■ Problem to solve ■
Could you please retype all of the data below exactly?

■ Items from a figure collection ■
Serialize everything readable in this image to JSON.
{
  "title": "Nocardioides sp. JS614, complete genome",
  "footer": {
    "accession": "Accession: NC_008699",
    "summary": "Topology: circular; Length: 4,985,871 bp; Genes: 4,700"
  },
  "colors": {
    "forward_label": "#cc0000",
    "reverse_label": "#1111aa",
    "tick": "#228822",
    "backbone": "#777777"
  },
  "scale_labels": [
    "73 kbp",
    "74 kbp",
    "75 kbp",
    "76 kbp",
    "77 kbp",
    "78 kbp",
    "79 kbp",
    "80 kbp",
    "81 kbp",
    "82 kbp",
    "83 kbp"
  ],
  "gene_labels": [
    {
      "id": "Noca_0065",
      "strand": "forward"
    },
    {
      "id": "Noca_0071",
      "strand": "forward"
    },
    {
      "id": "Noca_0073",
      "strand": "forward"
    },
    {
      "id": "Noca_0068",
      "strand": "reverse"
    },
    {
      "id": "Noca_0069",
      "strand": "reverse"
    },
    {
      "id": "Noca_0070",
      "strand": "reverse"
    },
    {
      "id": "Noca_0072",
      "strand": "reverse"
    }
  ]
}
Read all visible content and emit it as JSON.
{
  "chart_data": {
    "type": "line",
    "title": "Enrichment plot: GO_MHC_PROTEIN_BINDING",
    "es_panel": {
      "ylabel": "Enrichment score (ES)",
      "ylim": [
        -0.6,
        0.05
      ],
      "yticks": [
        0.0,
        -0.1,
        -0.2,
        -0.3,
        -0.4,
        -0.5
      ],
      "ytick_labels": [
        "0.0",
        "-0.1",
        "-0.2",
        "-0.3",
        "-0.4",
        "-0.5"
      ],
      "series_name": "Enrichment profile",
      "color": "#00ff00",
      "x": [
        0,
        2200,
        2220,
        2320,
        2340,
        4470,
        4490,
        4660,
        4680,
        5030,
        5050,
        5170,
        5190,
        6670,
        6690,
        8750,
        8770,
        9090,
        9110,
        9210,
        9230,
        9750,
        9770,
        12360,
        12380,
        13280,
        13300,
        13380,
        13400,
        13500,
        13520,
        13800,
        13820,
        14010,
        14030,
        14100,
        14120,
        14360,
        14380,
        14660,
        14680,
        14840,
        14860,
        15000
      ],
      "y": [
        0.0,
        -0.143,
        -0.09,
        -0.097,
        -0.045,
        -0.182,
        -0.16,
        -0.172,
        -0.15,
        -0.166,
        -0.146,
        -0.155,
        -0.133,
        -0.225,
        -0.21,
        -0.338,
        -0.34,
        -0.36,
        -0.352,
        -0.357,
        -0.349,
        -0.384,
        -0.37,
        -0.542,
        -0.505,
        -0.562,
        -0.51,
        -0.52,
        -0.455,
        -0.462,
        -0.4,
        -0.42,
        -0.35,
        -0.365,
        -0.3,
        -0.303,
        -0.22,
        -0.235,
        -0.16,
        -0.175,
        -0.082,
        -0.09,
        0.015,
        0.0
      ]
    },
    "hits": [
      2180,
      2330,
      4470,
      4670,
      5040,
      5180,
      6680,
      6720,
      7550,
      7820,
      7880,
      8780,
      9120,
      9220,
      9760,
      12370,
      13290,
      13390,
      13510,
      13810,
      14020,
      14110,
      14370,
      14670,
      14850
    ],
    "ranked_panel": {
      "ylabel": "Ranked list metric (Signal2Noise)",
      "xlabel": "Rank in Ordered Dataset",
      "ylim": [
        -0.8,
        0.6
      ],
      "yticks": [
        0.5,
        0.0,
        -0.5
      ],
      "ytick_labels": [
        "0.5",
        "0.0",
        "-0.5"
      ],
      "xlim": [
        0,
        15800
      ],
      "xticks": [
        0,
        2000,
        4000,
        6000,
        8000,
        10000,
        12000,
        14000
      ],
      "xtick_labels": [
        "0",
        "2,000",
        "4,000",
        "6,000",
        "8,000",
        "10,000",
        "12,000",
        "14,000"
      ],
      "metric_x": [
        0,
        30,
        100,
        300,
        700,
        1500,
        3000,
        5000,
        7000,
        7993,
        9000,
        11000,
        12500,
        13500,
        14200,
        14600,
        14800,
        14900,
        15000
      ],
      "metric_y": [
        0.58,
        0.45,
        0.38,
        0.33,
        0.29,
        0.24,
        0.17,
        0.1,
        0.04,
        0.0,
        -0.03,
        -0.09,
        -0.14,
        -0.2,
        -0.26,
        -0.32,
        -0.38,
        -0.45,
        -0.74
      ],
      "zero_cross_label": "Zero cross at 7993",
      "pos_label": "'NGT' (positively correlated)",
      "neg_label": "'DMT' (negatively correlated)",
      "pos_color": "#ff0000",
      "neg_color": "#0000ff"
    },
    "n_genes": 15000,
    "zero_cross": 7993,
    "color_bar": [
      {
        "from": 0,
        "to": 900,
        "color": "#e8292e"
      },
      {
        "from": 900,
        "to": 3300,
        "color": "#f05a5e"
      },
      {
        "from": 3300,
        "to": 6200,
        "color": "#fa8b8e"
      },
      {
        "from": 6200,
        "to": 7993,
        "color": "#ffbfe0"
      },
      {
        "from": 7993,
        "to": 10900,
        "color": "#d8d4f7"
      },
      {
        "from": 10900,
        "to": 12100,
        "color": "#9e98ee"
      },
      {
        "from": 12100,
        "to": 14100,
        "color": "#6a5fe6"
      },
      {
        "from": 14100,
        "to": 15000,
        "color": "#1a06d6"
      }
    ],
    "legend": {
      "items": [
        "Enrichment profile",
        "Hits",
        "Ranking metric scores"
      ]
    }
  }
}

■ Result of the task ■
Serialize everything readable in this image to JSON.
{
  "title": "Nocardioides sp. JS614, complete genome",
  "footer": {
    "accession": "Accession: NC_008699",
    "summary": "Topology: circular; Length: 4,985,871 bp; Genes: 4,700"
  },
  "colors": {
    "forward_label": "#cc0000",
    "reverse_label": "#1111aa",
    "tick": "#228822",
    "backbone": "#777777"
  },
  "scale_labels": [
    "73 kbp",
    "74 kbp",
    "75 kbp",
    "76 kbp",
    "77 kbp",
    "78 kbp",
    "79 kbp",
    "80 kbp",
    "81 kbp",
    "82 kbp",
    "83 kbp"
  ],
  "gene_labels": [
    {
      "id": "Noca_0065",
      "strand": "forward"
    },
    {
      "id": "Noca_0071",
      "strand": "forward"
    },
    {
      "id": "Noca_0073",
      "strand": "forward"
    },
    {
      "id": "Noca_0068",
      "strand": "reverse"
    },
    {
      "id": "Noca_0069",
      "strand": "reverse"
    },
    {
      "id": "Noca_0070",
      "strand": "reverse"
    },
    {
      "id": "Noca_0072",
      "strand": "reverse"
    }
  ]
}
Read all visible content and emit it as JSON.
{
  "chart_data": {
    "type": "line",
    "title": "Enrichment plot: GO_MHC_PROTEIN_BINDING",
    "es_panel": {
      "ylabel": "Enrichment score (ES)",
      "ylim": [
        -0.6,
        0.05
      ],
      "yticks": [
        0.0,
        -0.1,
        -0.2,
        -0.3,
        -0.4,
        -0.5
      ],
      "ytick_labels": [
        "0.0",
        "-0.1",
        "-0.2",
        "-0.3",
        "-0.4",
        "-0.5"
      ],
      "series_name": "Enrichment profile",
      "color": "#00ff00",
      "x": [
        0,
        2200,
        2220,
        2320,
        2340,
        4470,
        4490,
        4660,
        4680,
        5030,
        5050,
        5170,
        5190,
        6670,
        6690,
        8750,
        8770,
        9090,
        9110,
        9210,
        9230,
        9750,
        9770,
        12360,
        12380,
        13280,
        13300,
        13380,
        13400,
        13500,
        13520,
        13800,
        13820,
        14010,
        14030,
        14100,
        14120,
        14360,
        14380,
        14660,
        14680,
        14840,
        14860,
        15000
      ],
      "y": [
        0.0,
        -0.143,
        -0.09,
        -0.097,
        -0.045,
        -0.182,
        -0.16,
        -0.172,
        -0.15,
        -0.166,
        -0.146,
        -0.155,
        -0.133,
        -0.225,
        -0.21,
        -0.338,
        -0.34,
        -0.36,
        -0.352,
        -0.357,
        -0.349,
        -0.384,
        -0.37,
        -0.542,
        -0.505,
        -0.562,
        -0.51,
        -0.52,
        -0.455,
        -0.462,
        -0.4,
        -0.42,
        -0.35,
        -0.365,
        -0.3,
        -0.303,
        -0.22,
        -0.235,
        -0.16,
        -0.175,
        -0.082,
        -0.09,
        0.015,
        0.0
      ]
    },
    "hits": [
      2180,
      2330,
      4470,
      4670,
      5040,
      5180,
      6680,
      6720,
      7550,
      7820,
      7880,
      8780,
      9120,
      9220,
      9760,
      12370,
      13290,
      13390,
      13510,
      13810,
      14020,
      14110,
      14370,
      14670,
      14850
    ],
    "ranked_panel": {
      "ylabel": "Ranked list metric (Signal2Noise)",
      "xlabel": "Rank in Ordered Dataset",
      "ylim": [
        -0.8,
        0.6
      ],
      "yticks": [
        0.5,
        0.0,
        -0.5
      ],
      "ytick_labels": [
        "0.5",
        "0.0",
        "-0.5"
      ],
      "xlim": [
        0,
        15800
      ],
      "xticks": [
        0,
        2000,
        4000,
        6000,
        8000,
        10000,
        12000,
        14000
      ],
      "xtick_labels": [
        "0",
        "2,000",
        "4,000",
        "6,000",
        "8,000",
        "10,000",
        "12,000",
        "14,000"
      ],
      "metric_x": [
        0,
        30,
        100,
        300,
        700,
        1500,
        3000,
        5000,
        7000,
        7993,
        9000,
        11000,
        12500,
        13500,
        14200,
        14600,
        14800,
        14900,
        15000
      ],
      "metric_y": [
        0.58,
        0.45,
        0.38,
        0.33,
        0.29,
        0.24,
        0.17,
        0.1,
        0.04,
        0.0,
        -0.03,
        -0.09,
        -0.14,
        -0.2,
        -0.26,
        -0.32,
        -0.38,
        -0.45,
        -0.74
      ],
      "zero_cross_label": "Zero cross at 7993",
      "pos_label": "'NGT' (positively correlated)",
      "neg_label": "'DMT' (negatively correlated)",
      "pos_color": "#ff0000",
      "neg_color": "#0000ff"
    },
    "n_genes": 15000,
    "zero_cross": 7993,
    "color_bar": [
      {
        "from": 0,
        "to": 900,
        "color": "#e8292e"
      },
      {
        "from": 900,
        "to": 3300,
        "color": "#f05a5e"
      },
      {
        "from": 3300,
        "to": 6200,
        "color": "#fa8b8e"
      },
      {
        "from": 6200,
        "to": 7993,
        "color": "#ffbfe0"
      },
      {
        "from": 7993,
        "to": 10900,
        "color": "#d8d4f7"
      },
      {
        "from": 10900,
        "to": 12100,
        "color": "#9e98ee"
      },
      {
        "from": 12100,
        "to": 14100,
        "color": "#6a5fe6"
      },
      {
        "from": 14100,
        "to": 15000,
        "color": "#1a06d6"
      }
    ],
    "legend": {
      "items": [
        "Enrichment profile",
        "Hits",
        "Ranking metric scores"
      ]
    }
  }
}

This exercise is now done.